# [TASK REQUIREMENTS]
Type out the entries again, matching each one exactly.
##### STUDY MATERIAL
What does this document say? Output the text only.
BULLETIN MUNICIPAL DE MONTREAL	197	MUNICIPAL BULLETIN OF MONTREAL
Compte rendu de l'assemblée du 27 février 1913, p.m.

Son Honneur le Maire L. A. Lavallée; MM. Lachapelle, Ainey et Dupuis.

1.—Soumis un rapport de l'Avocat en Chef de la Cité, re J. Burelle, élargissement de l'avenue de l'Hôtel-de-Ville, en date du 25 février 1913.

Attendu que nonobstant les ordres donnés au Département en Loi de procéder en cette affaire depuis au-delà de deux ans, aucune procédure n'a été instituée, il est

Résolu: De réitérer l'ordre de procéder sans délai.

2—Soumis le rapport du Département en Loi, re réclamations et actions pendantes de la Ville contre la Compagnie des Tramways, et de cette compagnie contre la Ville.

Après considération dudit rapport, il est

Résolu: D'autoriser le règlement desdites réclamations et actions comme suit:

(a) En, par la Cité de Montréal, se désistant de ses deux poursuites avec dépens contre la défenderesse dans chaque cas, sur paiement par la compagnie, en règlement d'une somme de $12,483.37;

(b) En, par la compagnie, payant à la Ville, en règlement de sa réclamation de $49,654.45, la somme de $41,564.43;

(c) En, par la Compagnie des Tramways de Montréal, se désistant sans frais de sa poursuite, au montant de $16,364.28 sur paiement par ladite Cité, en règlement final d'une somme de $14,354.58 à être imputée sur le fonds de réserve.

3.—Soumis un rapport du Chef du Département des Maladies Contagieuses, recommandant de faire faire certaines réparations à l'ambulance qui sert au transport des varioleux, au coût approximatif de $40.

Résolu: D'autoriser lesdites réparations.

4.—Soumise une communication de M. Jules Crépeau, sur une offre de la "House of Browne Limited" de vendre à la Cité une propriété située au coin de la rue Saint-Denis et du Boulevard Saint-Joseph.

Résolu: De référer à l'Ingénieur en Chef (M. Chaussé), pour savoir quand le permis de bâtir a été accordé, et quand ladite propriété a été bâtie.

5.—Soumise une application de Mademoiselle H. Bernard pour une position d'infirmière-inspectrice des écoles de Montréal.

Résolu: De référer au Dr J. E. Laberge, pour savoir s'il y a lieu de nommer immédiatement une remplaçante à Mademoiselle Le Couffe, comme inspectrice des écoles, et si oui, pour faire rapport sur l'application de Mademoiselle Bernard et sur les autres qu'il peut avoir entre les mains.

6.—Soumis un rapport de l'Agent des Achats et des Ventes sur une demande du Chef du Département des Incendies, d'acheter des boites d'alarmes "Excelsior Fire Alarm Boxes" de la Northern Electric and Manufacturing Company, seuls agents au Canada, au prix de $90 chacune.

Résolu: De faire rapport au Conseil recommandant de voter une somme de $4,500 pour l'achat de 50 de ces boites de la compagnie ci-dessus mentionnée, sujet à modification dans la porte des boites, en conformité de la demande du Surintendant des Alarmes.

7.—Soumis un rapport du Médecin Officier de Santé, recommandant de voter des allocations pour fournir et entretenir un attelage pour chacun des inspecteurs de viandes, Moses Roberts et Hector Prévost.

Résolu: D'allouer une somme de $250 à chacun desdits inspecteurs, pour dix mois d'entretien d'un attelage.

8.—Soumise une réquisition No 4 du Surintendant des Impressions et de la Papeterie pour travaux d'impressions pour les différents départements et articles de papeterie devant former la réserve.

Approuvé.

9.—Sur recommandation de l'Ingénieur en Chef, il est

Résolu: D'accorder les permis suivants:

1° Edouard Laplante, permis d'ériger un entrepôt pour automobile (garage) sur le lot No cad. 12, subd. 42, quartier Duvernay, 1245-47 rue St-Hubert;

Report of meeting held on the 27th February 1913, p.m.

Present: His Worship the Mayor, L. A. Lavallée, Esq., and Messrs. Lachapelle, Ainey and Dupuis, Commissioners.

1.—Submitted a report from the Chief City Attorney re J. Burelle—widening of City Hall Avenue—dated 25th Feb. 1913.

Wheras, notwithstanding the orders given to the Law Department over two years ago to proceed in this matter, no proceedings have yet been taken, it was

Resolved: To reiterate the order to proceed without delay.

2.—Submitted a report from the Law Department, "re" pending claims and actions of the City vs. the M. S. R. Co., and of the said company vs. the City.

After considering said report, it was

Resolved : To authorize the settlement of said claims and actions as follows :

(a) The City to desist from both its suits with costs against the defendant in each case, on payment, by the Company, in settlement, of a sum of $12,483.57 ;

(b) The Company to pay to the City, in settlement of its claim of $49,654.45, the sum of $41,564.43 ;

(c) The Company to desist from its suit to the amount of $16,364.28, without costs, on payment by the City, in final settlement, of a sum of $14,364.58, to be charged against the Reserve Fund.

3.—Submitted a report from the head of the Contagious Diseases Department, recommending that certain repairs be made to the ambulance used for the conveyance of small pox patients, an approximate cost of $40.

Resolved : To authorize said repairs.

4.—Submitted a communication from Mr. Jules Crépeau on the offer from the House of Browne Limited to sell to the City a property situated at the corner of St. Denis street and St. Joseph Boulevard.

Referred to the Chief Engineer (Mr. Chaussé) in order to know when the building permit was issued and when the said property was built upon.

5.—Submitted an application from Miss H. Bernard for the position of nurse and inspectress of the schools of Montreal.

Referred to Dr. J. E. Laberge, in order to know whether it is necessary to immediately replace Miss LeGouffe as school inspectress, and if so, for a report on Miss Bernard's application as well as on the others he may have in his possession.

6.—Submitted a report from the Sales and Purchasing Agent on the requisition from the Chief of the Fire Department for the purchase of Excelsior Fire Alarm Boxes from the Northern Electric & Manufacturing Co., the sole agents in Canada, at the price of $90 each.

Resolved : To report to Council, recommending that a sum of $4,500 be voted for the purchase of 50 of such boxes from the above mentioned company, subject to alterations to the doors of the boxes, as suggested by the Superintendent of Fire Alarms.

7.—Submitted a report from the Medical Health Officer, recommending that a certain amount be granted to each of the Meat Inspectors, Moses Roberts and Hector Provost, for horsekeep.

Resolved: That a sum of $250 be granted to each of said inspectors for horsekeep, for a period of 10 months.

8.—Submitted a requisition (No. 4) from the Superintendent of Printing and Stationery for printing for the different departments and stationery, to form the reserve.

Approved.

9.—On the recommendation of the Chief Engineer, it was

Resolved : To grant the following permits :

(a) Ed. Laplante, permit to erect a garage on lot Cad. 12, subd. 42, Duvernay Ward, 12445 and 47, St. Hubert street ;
##########
# [EXERCISE SOLUTION]
What does this document say? Output the text only.
BULLETIN MUNICIPAL DE MONTREAL	197	MUNICIPAL BULLETIN OF MONTREAL
Compte rendu de l'assemblée du 27 février 1913, p.m.

Son Honneur le Maire L. A. Lavallée; MM. Lachapelle, Ainey et Dupuis.

1.—Soumis un rapport de l'Avocat en Chef de la Cité, re J. Burelle, élargissement de l'avenue de l'Hôtel-de-Ville, en date du 25 février 1913.

Attendu que nonobstant les ordres donnés au Département en Loi de procéder en cette affaire depuis au-delà de deux ans, aucune procédure n'a été instituée, il est

Résolu: De réitérer l'ordre de procéder sans délai.

2—Soumis le rapport du Département en Loi, re réclamations et actions pendantes de la Ville contre la Compagnie des Tramways, et de cette compagnie contre la Ville.

Après considération dudit rapport, il est

Résolu: D'autoriser le règlement desdites réclamations et actions comme suit:

(a) En, par la Cité de Montréal, se désistant de ses deux poursuites avec dépens contre la défenderesse dans chaque cas, sur paiement par la compagnie, en règlement d'une somme de $12,483.37;

(b) En, par la compagnie, payant à la Ville, en règlement de sa réclamation de $49,654.45, la somme de $41,564.43;

(c) En, par la Compagnie des Tramways de Montréal, se désistant sans frais de sa poursuite, au montant de $16,364.28 sur paiement par ladite Cité, en règlement final d'une somme de $14,354.58 à être imputée sur le fonds de réserve.

3.—Soumis un rapport du Chef du Département des Maladies Contagieuses, recommandant de faire faire certaines réparations à l'ambulance qui sert au transport des varioleux, au coût approximatif de $40.

Résolu: D'autoriser lesdites réparations.

4.—Soumise une communication de M. Jules Crépeau, sur une offre de la "House of Browne Limited" de vendre à la Cité une propriété située au coin de la rue Saint-Denis et du Boulevard Saint-Joseph.

Résolu: De référer à l'Ingénieur en Chef (M. Chaussé), pour savoir quand le permis de bâtir a été accordé, et quand ladite propriété a été bâtie.

5.—Soumise une application de Mademoiselle H. Bernard pour une position d'infirmière-inspectrice des écoles de Montréal.

Résolu: De référer au Dr J. E. Laberge, pour savoir s'il y a lieu de nommer immédiatement une remplaçante à Mademoiselle Le Couffe, comme inspectrice des écoles, et si oui, pour faire rapport sur l'application de Mademoiselle Bernard et sur les autres qu'il peut avoir entre les mains.

6.—Soumis un rapport de l'Agent des Achats et des Ventes sur une demande du Chef du Département des Incendies, d'acheter des boites d'alarmes "Excelsior Fire Alarm Boxes" de la Northern Electric and Manufacturing Company, seuls agents au Canada, au prix de $90 chacune.

Résolu: De faire rapport au Conseil recommandant de voter une somme de $4,500 pour l'achat de 50 de ces boites de la compagnie ci-dessus mentionnée, sujet à modification dans la porte des boites, en conformité de la demande du Surintendant des Alarmes.

7.—Soumis un rapport du Médecin Officier de Santé, recommandant de voter des allocations pour fournir et entretenir un attelage pour chacun des inspecteurs de viandes, Moses Roberts et Hector Prévost.

Résolu: D'allouer une somme de $250 à chacun desdits inspecteurs, pour dix mois d'entretien d'un attelage.

8.—Soumise une réquisition No 4 du Surintendant des Impressions et de la Papeterie pour travaux d'impressions pour les différents départements et articles de papeterie devant former la réserve.

Approuvé.

9.—Sur recommandation de l'Ingénieur en Chef, il est

Résolu: D'accorder les permis suivants:

1° Edouard Laplante, permis d'ériger un entrepôt pour automobile (garage) sur le lot No cad. 12, subd. 42, quartier Duvernay, 1245-47 rue St-Hubert;

Report of meeting held on the 27th February 1913, p.m.

Present: His Worship the Mayor, L. A. Lavallée, Esq., and Messrs. Lachapelle, Ainey and Dupuis, Commissioners.

1.—Submitted a report from the Chief City Attorney re J. Burelle—widening of City Hall Avenue—dated 25th Feb. 1913.

Wheras, notwithstanding the orders given to the Law Department over two years ago to proceed in this matter, no proceedings have yet been taken, it was

Resolved: To reiterate the order to proceed without delay.

2.—Submitted a report from the Law Department, "re" pending claims and actions of the City vs. the M. S. R. Co., and of the said company vs. the City.

After considering said report, it was

Resolved : To authorize the settlement of said claims and actions as follows :

(a) The City to desist from both its suits with costs against the defendant in each case, on payment, by the Company, in settlement, of a sum of $12,483.57 ;

(b) The Company to pay to the City, in settlement of its claim of $49,654.45, the sum of $41,564.43 ;

(c) The Company to desist from its suit to the amount of $16,364.28, without costs, on payment by the City, in final settlement, of a sum of $14,364.58, to be charged against the Reserve Fund.

3.—Submitted a report from the head of the Contagious Diseases Department, recommending that certain repairs be made to the ambulance used for the conveyance of small pox patients, an approximate cost of $40.

Resolved : To authorize said repairs.

4.—Submitted a communication from Mr. Jules Crépeau on the offer from the House of Browne Limited to sell to the City a property situated at the corner of St. Denis street and St. Joseph Boulevard.

Referred to the Chief Engineer (Mr. Chaussé) in order to know when the building permit was issued and when the said property was built upon.

5.—Submitted an application from Miss H. Bernard for the position of nurse and inspectress of the schools of Montreal.

Referred to Dr. J. E. Laberge, in order to know whether it is necessary to immediately replace Miss LeGouffe as school inspectress, and if so, for a report on Miss Bernard's application as well as on the others he may have in his possession.

6.—Submitted a report from the Sales and Purchasing Agent on the requisition from the Chief of the Fire Department for the purchase of Excelsior Fire Alarm Boxes from the Northern Electric & Manufacturing Co., the sole agents in Canada, at the price of $90 each.

Resolved : To report to Council, recommending that a sum of $4,500 be voted for the purchase of 50 of such boxes from the above mentioned company, subject to alterations to the doors of the boxes, as suggested by the Superintendent of Fire Alarms.

7.—Submitted a report from the Medical Health Officer, recommending that a certain amount be granted to each of the Meat Inspectors, Moses Roberts and Hector Provost, for horsekeep.

Resolved: That a sum of $250 be granted to each of said inspectors for horsekeep, for a period of 10 months.

8.—Submitted a requisition (No. 4) from the Superintendent of Printing and Stationery for printing for the different departments and stationery, to form the reserve.

Approved.

9.—On the recommendation of the Chief Engineer, it was

Resolved : To grant the following permits :

(a) Ed. Laplante, permit to erect a garage on lot Cad. 12, subd. 42, Duvernay Ward, 12445 and 47, St. Hubert street ;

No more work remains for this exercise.